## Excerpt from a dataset
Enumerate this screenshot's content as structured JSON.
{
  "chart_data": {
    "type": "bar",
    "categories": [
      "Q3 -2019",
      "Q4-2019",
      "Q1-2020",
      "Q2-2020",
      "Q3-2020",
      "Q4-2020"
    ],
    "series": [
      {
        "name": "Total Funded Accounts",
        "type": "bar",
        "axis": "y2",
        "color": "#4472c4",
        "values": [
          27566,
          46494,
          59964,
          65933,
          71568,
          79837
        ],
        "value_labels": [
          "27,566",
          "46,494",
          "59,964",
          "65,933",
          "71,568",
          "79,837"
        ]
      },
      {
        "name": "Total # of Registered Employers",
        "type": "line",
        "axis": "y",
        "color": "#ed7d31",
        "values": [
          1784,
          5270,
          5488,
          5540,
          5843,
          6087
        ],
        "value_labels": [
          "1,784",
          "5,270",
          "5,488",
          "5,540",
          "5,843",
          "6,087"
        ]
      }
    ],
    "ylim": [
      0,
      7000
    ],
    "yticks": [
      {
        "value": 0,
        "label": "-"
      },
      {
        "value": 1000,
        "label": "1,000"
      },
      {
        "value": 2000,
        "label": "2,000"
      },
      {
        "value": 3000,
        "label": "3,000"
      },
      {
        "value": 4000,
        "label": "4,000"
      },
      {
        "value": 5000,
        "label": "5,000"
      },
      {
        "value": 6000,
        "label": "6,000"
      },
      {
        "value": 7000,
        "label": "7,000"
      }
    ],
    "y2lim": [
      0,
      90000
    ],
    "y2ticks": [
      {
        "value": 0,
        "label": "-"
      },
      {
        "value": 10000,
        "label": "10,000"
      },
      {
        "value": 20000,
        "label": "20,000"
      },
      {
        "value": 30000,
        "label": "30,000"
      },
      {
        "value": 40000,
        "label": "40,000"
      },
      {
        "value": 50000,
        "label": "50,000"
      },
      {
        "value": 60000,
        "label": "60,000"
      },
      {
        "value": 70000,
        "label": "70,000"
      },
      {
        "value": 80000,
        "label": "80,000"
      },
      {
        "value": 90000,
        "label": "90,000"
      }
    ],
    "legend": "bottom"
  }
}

## Given exercise
Reproduce the listing shown above in its entirety, exactly.

## Reply
Enumerate this screenshot's content as structured JSON.
{
  "chart_data": {
    "type": "bar",
    "categories": [
      "Q3 -2019",
      "Q4-2019",
      "Q1-2020",
      "Q2-2020",
      "Q3-2020",
      "Q4-2020"
    ],
    "series": [
      {
        "name": "Total Funded Accounts",
        "type": "bar",
        "axis": "y2",
        "color": "#4472c4",
        "values": [
          27566,
          46494,
          59964,
          65933,
          71568,
          79837
        ],
        "value_labels": [
          "27,566",
          "46,494",
          "59,964",
          "65,933",
          "71,568",
          "79,837"
        ]
      },
      {
        "name": "Total # of Registered Employers",
        "type": "line",
        "axis": "y",
        "color": "#ed7d31",
        "values": [
          1784,
          5270,
          5488,
          5540,
          5843,
          6087
        ],
        "value_labels": [
          "1,784",
          "5,270",
          "5,488",
          "5,540",
          "5,843",
          "6,087"
        ]
      }
    ],
    "ylim": [
      0,
      7000
    ],
    "yticks": [
      {
        "value": 0,
        "label": "-"
      },
      {
        "value": 1000,
        "label": "1,000"
      },
      {
        "value": 2000,
        "label": "2,000"
      },
      {
        "value": 3000,
        "label": "3,000"
      },
      {
        "value": 4000,
        "label": "4,000"
      },
      {
        "value": 5000,
        "label": "5,000"
      },
      {
        "value": 6000,
        "label": "6,000"
      },
      {
        "value": 7000,
        "label": "7,000"
      }
    ],
    "y2lim": [
      0,
      90000
    ],
    "y2ticks": [
      {
        "value": 0,
        "label": "-"
      },
      {
        "value": 10000,
        "label": "10,000"
      },
      {
        "value": 20000,
        "label": "20,000"
      },
      {
        "value": 30000,
        "label": "30,000"
      },
      {
        "value": 40000,
        "label": "40,000"
      },
      {
        "value": 50000,
        "label": "50,000"
      },
      {
        "value": 60000,
        "label": "60,000"
      },
      {
        "value": 70000,
        "label": "70,000"
      },
      {
        "value": 80000,
        "label": "80,000"
      },
      {
        "value": 90000,
        "label": "90,000"
      }
    ],
    "legend": "bottom"
  }
}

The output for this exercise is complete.